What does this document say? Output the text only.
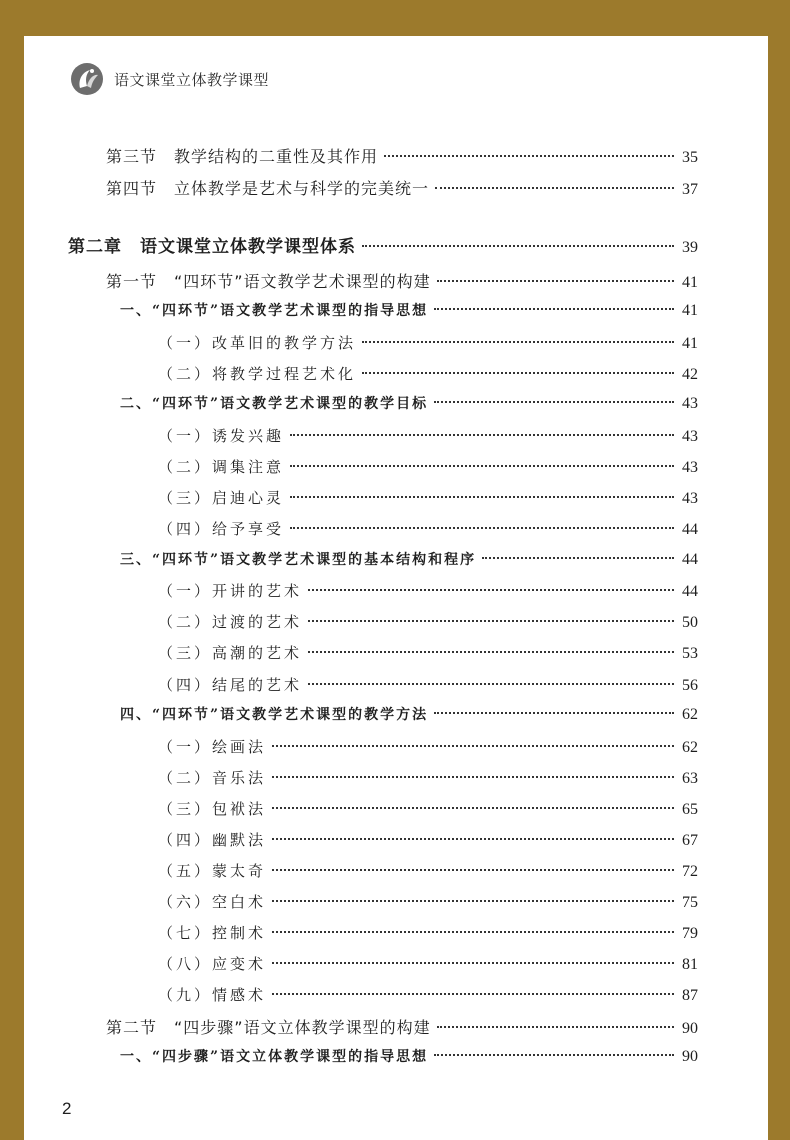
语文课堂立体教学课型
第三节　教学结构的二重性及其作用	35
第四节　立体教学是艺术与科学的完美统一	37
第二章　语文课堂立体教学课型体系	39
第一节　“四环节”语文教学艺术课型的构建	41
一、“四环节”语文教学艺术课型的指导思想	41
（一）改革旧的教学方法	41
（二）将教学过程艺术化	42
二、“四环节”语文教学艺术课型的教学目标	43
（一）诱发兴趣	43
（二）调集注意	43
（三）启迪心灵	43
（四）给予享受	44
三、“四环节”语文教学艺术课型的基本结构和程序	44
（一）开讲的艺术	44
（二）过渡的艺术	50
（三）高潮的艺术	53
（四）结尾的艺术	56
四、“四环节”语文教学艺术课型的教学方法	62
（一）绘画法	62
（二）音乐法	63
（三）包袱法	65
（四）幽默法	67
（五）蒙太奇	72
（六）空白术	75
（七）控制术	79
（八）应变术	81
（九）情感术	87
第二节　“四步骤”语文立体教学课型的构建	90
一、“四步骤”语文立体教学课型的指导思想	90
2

- WRITTEN EXERCISE -
Restate the full listing verbatim and drop every picture.

- TASK RESULT -
What does this document say? Output the text only.
语文课堂立体教学课型
第三节　教学结构的二重性及其作用	35
第四节　立体教学是艺术与科学的完美统一	37
第二章　语文课堂立体教学课型体系	39
第一节　“四环节”语文教学艺术课型的构建	41
一、“四环节”语文教学艺术课型的指导思想	41
（一）改革旧的教学方法	41
（二）将教学过程艺术化	42
二、“四环节”语文教学艺术课型的教学目标	43
（一）诱发兴趣	43
（二）调集注意	43
（三）启迪心灵	43
（四）给予享受	44
三、“四环节”语文教学艺术课型的基本结构和程序	44
（一）开讲的艺术	44
（二）过渡的艺术	50
（三）高潮的艺术	53
（四）结尾的艺术	56
四、“四环节”语文教学艺术课型的教学方法	62
（一）绘画法	62
（二）音乐法	63
（三）包袱法	65
（四）幽默法	67
（五）蒙太奇	72
（六）空白术	75
（七）控制术	79
（八）应变术	81
（九）情感术	87
第二节　“四步骤”语文立体教学课型的构建	90
一、“四步骤”语文立体教学课型的指导思想	90
2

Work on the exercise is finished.